(EXTRACTED ENTRIES)
________
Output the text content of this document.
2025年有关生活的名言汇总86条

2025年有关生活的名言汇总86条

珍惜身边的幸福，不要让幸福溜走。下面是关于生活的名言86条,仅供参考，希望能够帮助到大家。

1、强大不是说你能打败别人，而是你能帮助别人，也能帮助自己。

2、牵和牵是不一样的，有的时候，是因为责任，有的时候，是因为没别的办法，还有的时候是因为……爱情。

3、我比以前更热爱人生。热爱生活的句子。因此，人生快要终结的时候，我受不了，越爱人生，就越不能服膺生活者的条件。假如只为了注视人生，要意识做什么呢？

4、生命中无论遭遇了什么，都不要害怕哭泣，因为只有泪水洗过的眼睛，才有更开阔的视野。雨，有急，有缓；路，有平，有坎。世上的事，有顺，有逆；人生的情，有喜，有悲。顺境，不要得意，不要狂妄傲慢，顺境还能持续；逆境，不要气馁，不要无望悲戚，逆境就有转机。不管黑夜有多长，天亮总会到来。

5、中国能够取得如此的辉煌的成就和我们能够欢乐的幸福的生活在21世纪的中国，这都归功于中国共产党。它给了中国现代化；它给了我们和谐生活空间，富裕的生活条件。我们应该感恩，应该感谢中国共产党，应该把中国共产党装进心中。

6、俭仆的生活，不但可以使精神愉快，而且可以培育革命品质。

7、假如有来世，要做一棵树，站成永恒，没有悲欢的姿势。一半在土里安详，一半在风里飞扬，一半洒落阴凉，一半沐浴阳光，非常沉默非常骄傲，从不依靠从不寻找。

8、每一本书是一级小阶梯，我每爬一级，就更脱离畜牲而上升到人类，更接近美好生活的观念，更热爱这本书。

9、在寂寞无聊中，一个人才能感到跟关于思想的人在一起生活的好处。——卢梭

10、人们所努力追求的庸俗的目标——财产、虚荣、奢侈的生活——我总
________
(STATED GOAL) Write out the material from the first line to the last, exactly.

(WRITTEN ANSWER)
Output the text content of this document.
2025年有关生活的名言汇总86条

2025年有关生活的名言汇总86条

珍惜身边的幸福，不要让幸福溜走。下面是关于生活的名言86条,仅供参考，希望能够帮助到大家。

1、强大不是说你能打败别人，而是你能帮助别人，也能帮助自己。

2、牵和牵是不一样的，有的时候，是因为责任，有的时候，是因为没别的办法，还有的时候是因为……爱情。

3、我比以前更热爱人生。热爱生活的句子。因此，人生快要终结的时候，我受不了，越爱人生，就越不能服膺生活者的条件。假如只为了注视人生，要意识做什么呢？

4、生命中无论遭遇了什么，都不要害怕哭泣，因为只有泪水洗过的眼睛，才有更开阔的视野。雨，有急，有缓；路，有平，有坎。世上的事，有顺，有逆；人生的情，有喜，有悲。顺境，不要得意，不要狂妄傲慢，顺境还能持续；逆境，不要气馁，不要无望悲戚，逆境就有转机。不管黑夜有多长，天亮总会到来。

5、中国能够取得如此的辉煌的成就和我们能够欢乐的幸福的生活在21世纪的中国，这都归功于中国共产党。它给了中国现代化；它给了我们和谐生活空间，富裕的生活条件。我们应该感恩，应该感谢中国共产党，应该把中国共产党装进心中。

6、俭仆的生活，不但可以使精神愉快，而且可以培育革命品质。

7、假如有来世，要做一棵树，站成永恒，没有悲欢的姿势。一半在土里安详，一半在风里飞扬，一半洒落阴凉，一半沐浴阳光，非常沉默非常骄傲，从不依靠从不寻找。

8、每一本书是一级小阶梯，我每爬一级，就更脱离畜牲而上升到人类，更接近美好生活的观念，更热爱这本书。

9、在寂寞无聊中，一个人才能感到跟关于思想的人在一起生活的好处。——卢梭

10、人们所努力追求的庸俗的目标——财产、虚荣、奢侈的生活——我总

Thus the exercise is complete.